- _ЗАДАНИЕ A_:
Согласуются ли с отрывком о Юджи утверждения (i) «Дуглас спросил рассказчика о здоровье Юджи», (ii) «Юджи внимательно смотрел видео с Кришнамурти», (iii) «Видео с Кришнамурти смотрели на ютьюбе»? На каждое ответьте «да» или «нет» и приведите решающие слова отрывка дословно.
- _ЗАДАНИЕ B_:
Перечислите все имена людей из отрывка о Юджи. Если человек назван двумя именами, укажите оба.
- _ЗАДАНИЕ C_:
Пожалуйста, продолжите отрывок о Юджи сразу после реплики «Твой старинный друг».

- _ОТРЫВОК_:
-*-

Мы рассмеялись. Это было типичное для Джидду Кришнамурти начало разговора.

— Я серьёзно.

Он действительно так сказал. Он действительно таким был! Но он был невероятно обаятельным. Потрясающий человек на самом деле, хотя Юджи пошёл намного дальше него. Юджи стал мудрецом — чем-то, чем Кришнаджи не был.

Дуглас спросил меня о здоровье Юджи и его планах относительно путешествий. Я мог ответить только то, что отвечал в последнее время всем и всегда, — что понятия не имею.

— Думаю, на самом деле он этого тоже не знает. Мне кажется, он просто дожидается импульса изнутри и тогда просто едет.

Кто-то показывал Юджи видео последней поездки в Индию. Чандрасекар пел посвящённые ему песни. В его песнях чувствовалась глубокая печаль и тоска по ясности. Юджи перевёл песню: «Ты говоришь, что ума нет, религии нет. Ты говоришь, что ты сам — Шива. Ты постоянно повторяешь, что мокша и просветление — чушь. „Как мне достичь этого состояния?“ — спрашиваю я тебя. Ты только смотришь на меня и улыбаешься с жалостью. Я посвящаю себя тебе. Пожалуйста, прими».

— Ни в коем случае! — пробормотал Юджи.

Затем мы смотрели несколько видео с Джидду Кришнамурти на ютьюбе, пока Юджи, улетев куда-то за тысячу вёрст, сидел напротив и рассеянно поглаживал свои ногти.

— Он такой умный, — сказала Эллен.

— Я не понимаю. Что он говорит? — вмешался кто-то.

Эта информация была новой для других, но меня этот голос возвращал в то время, когда каждое сказанное слово досконально изучалось. Сейчас все эти слова не имели никакого смысла, потому что напротив меня сидел человек, которому удалось расцепить железную хватку этого голоса и открыть пространство чудес и разочарований.

(Не смею здесь цитировать старика: не хочу, чтобы мне предъявили иск.)

Юджи сидел в своём кресле, безразличный к видео.

— Что это? — спросил он.

— Твой старинный друг, — ответил я.

-*-

- _ИСХОДНЫЕ ДАННЫЕ_:
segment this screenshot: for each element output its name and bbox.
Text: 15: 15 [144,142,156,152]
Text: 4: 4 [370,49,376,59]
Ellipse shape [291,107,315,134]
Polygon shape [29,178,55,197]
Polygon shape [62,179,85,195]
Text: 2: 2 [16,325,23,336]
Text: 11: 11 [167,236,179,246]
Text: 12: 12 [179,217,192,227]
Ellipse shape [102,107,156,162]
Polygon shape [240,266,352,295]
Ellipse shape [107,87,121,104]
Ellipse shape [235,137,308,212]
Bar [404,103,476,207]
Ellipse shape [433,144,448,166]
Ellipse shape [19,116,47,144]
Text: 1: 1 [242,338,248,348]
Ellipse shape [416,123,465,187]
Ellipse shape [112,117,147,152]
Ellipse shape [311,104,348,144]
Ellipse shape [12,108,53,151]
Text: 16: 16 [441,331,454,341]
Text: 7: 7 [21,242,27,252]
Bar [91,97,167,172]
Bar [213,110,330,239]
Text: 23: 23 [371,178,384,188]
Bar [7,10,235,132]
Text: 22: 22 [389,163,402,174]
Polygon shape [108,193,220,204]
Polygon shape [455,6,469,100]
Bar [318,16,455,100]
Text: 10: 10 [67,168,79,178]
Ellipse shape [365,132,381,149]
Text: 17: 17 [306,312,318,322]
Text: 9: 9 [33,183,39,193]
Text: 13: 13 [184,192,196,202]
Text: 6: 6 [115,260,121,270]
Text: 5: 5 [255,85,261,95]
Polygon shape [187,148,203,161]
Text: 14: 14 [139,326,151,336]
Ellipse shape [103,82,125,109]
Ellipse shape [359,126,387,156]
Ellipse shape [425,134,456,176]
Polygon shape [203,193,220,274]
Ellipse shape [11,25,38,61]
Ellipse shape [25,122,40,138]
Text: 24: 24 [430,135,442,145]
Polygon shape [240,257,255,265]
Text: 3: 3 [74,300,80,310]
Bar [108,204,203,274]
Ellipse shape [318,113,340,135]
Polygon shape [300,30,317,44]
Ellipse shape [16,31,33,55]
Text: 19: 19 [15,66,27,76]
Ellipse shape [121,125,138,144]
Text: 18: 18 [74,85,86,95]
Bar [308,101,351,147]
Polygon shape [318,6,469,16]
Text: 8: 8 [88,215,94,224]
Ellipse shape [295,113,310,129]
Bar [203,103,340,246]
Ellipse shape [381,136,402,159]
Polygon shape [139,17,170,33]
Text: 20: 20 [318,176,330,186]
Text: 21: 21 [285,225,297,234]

-*-

- _ОТВЕТ A_:
(i) Да: «Дуглас спросил меня о здоровье Юджи и его планах относительно путешествий».
(ii) Нет: «Юджи сидел в своём кресле, безразличный к видео».
(iii) Да: «Затем мы смотрели несколько видео с Джидду Кришнамурти на ютьюбе».

- _ОТВЕТ B_:
Джидду Кришнамурти (Кришнаджи), Юджи, Дуглас, Чандрасекар, Эллен

- _ОТВЕТ C_:
— О, — пробормотал он. — Всё это вздор.

Было странно видеть одного Кришнамурти в комнате, а другого — в киберпространстве. Они были абсолютно разными. Юджи, как топором, рубил все инструменты, которыми Джидду Кришнамурти пользовался для общения. Юджи был уверенным, а Джидду Кришнамурти колеблющимся. Удивительно думать, что Юджи слушал его в течение многих лет и, тем не менее, смог не увязнуть в нём. Он всё порубил на куски и сжёг. Я пытался представить силу удара или взрыва, которая требовалась для того, чтобы выкинуть этого парня из системы. Снова и снова я вспоминал аналогии из священных текстов, где сказано, что для извлечения одного шипа нужен другой шип. Если затем не выбросить второй шип, то что изменится?

Юджи был тем самым вторым шипом. Мог ли я выбросить его? Пока что это было маловероятно.

Из-за всей этой новой информации, драматических поворотов, секс-скандалов и прочего, связанного с Джидду Кришнамурти, я начал на многие вещи смотреть иначе. И теперь я действительно не понимал, что мне думать о нём, о Юджи или отношениях между ними. Я знал только, что у меня с ним покончено, а насчёт всего остального… Что я должен был о нём думать?

Юджи существовал сам по себе — вольная птица, кристально чистая, разрушающая, харизматичная — иногда до непереносимости. В последнее время казалось, что Джидду Кришнамурти был не такой уж фальшивкой. По крайней мере, встреча с Джидду Кришнамурти подготовила меня к встрече с Юджи — это факт.

Однажды Юджи рассказал Махешу о своём разговоре с Джидду Кришнамурти:

— Я чувствую себя слепым человеком, ищущим в абсолютно тёмной комнате кошку, которой там нет.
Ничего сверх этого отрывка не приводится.